To be done → Look through the data for the string "metres". Copy every line where it is found.

[Recorded data]
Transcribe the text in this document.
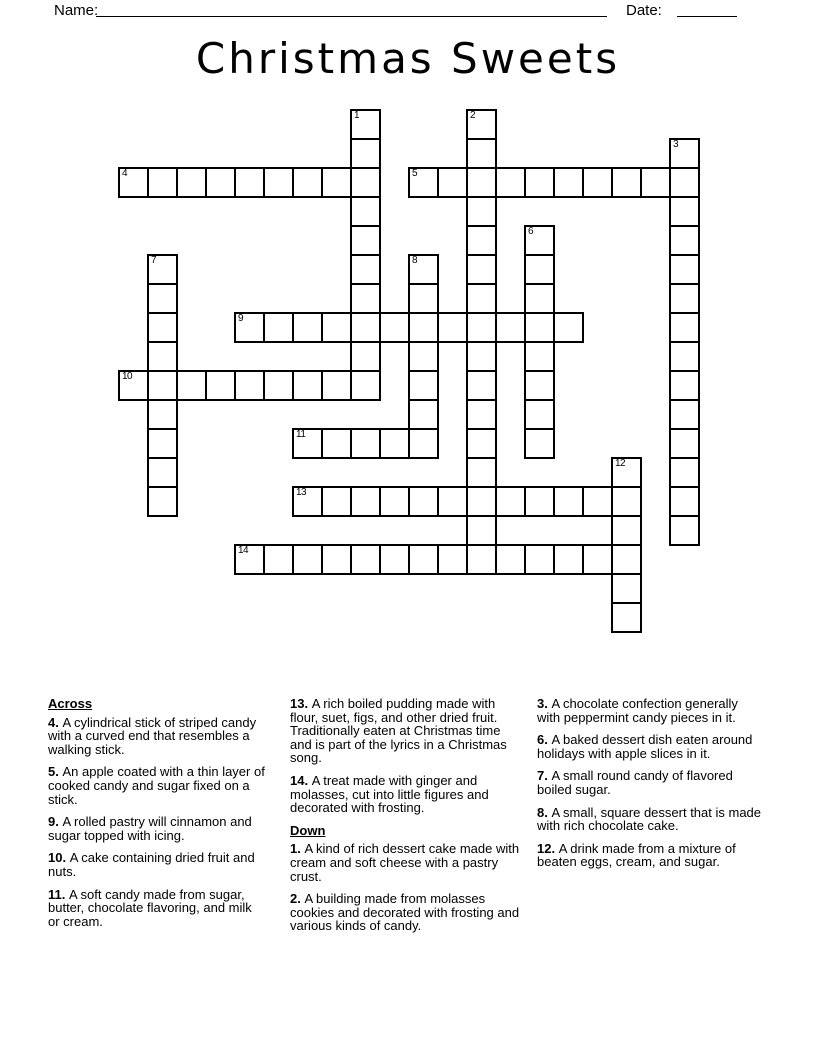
Name:	Date:
Christmas Sweets
1	2
3
4	5
6
7	8
9
10
11
12
13
14
Across
4. A cylindrical stick of striped candy with a curved end that resembles a walking stick.
5. An apple coated with a thin layer of cooked candy and sugar fixed on a stick.
9. A rolled pastry will cinnamon and sugar topped with icing.
10. A cake containing dried fruit and nuts.
11. A soft candy made from sugar, butter, chocolate flavoring, and milk or cream.
13. A rich boiled pudding made with flour, suet, figs, and other dried fruit. Traditionally eaten at Christmas time and is part of the lyrics in a Christmas song.
14. A treat made with ginger and molasses, cut into little figures and decorated with frosting.
Down
1. A kind of rich dessert cake made with cream and soft cheese with a pastry crust.
2. A building made from molasses cookies and decorated with frosting and various kinds of candy.
3. A chocolate confection generally with peppermint candy pieces in it.
6. A baked dessert dish eaten around holidays with apple slices in it.
7. A small round candy of flavored boiled sugar.
8. A small, square dessert that is made with rich chocolate cake.
12. A drink made from a mixture of beaten eggs, cream, and sugar.
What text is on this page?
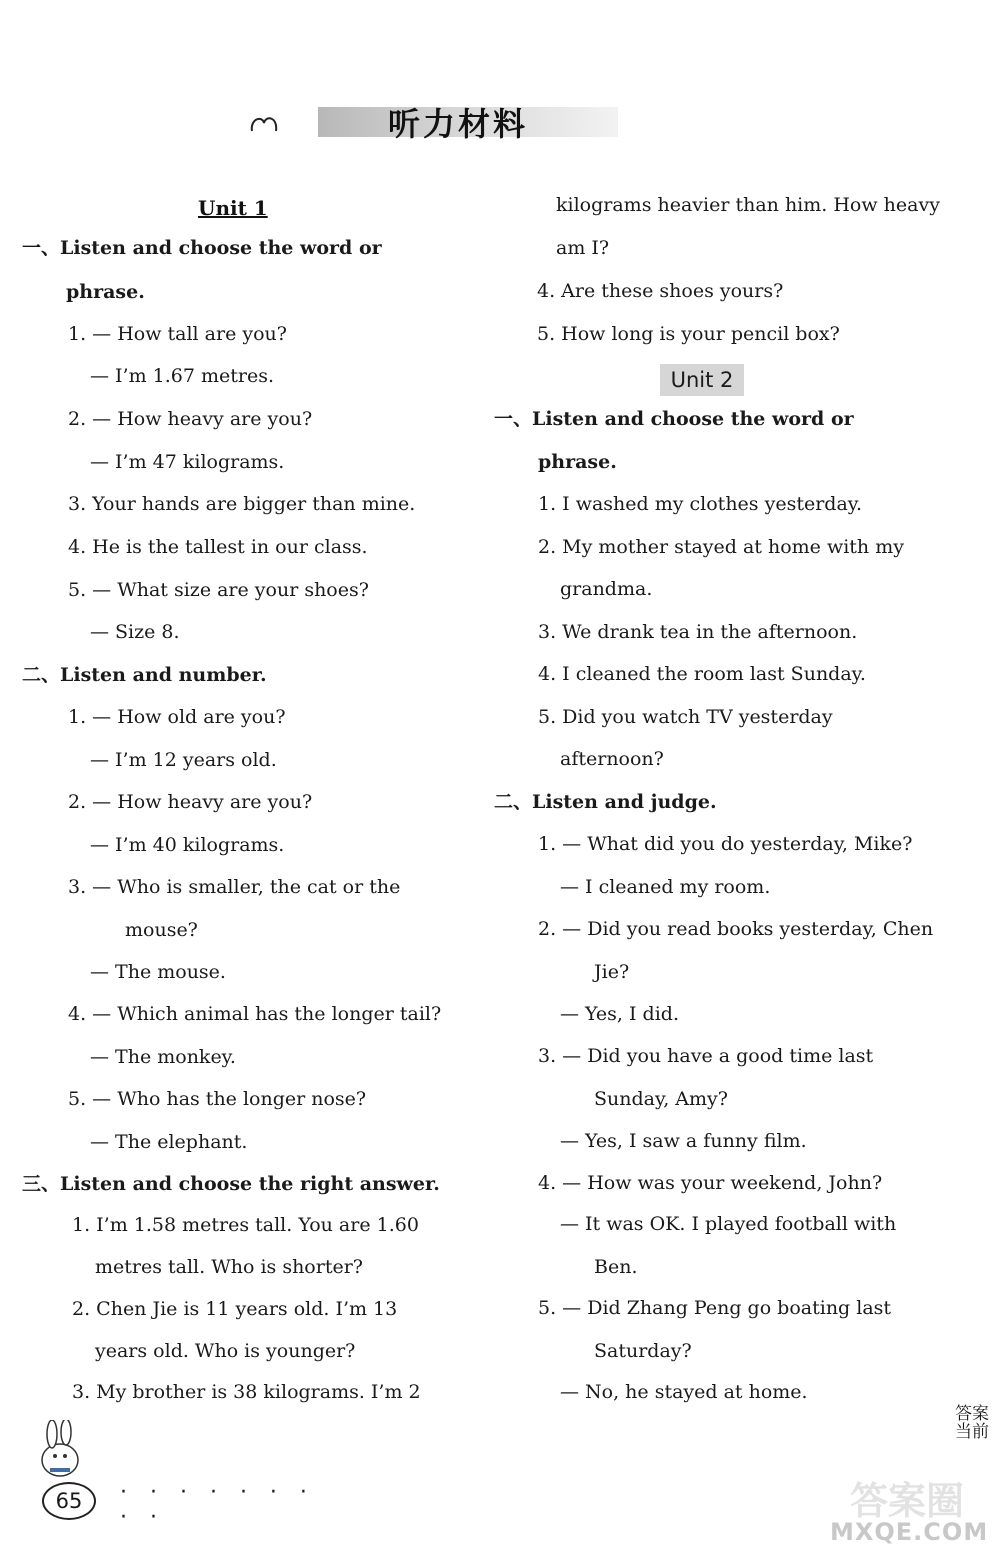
听力材料
Unit 1
Unit 2
一、Listen and choose the word or
phrase.
1. — How tall are you?
— I’m 1.67 metres.
2. — How heavy are you?
— I’m 47 kilograms.
3. Your hands are bigger than mine.
4. He is the tallest in our class.
5. — What size are your shoes?
— Size 8.
二、Listen and number.
1. — How old are you?
— I’m 12 years old.
2. — How heavy are you?
— I’m 40 kilograms.
3. — Who is smaller, the cat or the
mouse?
— The mouse.
4. — Which animal has the longer tail?
— The monkey.
5. — Who has the longer nose?
— The elephant.
三、Listen and choose the right answer.
1. I’m 1.58 metres tall. You are 1.60
metres tall. Who is shorter?
2. Chen Jie is 11 years old. I’m 13
years old. Who is younger?
3. My brother is 38 kilograms. I’m 2
kilograms heavier than him. How heavy
am I?
4. Are these shoes yours?
5. How long is your pencil box?
一、Listen and choose the word or
phrase.
1. I washed my clothes yesterday.
2. My mother stayed at home with my
grandma.
3. We drank tea in the afternoon.
4. I cleaned the room last Sunday.
5. Did you watch TV yesterday
afternoon?
二、Listen and judge.
1. — What did you do yesterday, Mike?
— I cleaned my room.
2. — Did you read books yesterday, Chen
Jie?
— Yes, I did.
3. — Did you have a good time last
Sunday, Amy?
— Yes, I saw a funny film.
4. — How was your weekend, John?
— It was OK. I played football with
Ben.
5. — Did Zhang Peng go boating last
Saturday?
— No, he stayed at home.
65	· · · · · · · · ·
答案当前
答案圈
MXQE.COM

Solution to this exercise →
— I’m 1.67 metres.
1. I’m 1.58 metres tall. You are 1.60
metres tall. Who is shorter?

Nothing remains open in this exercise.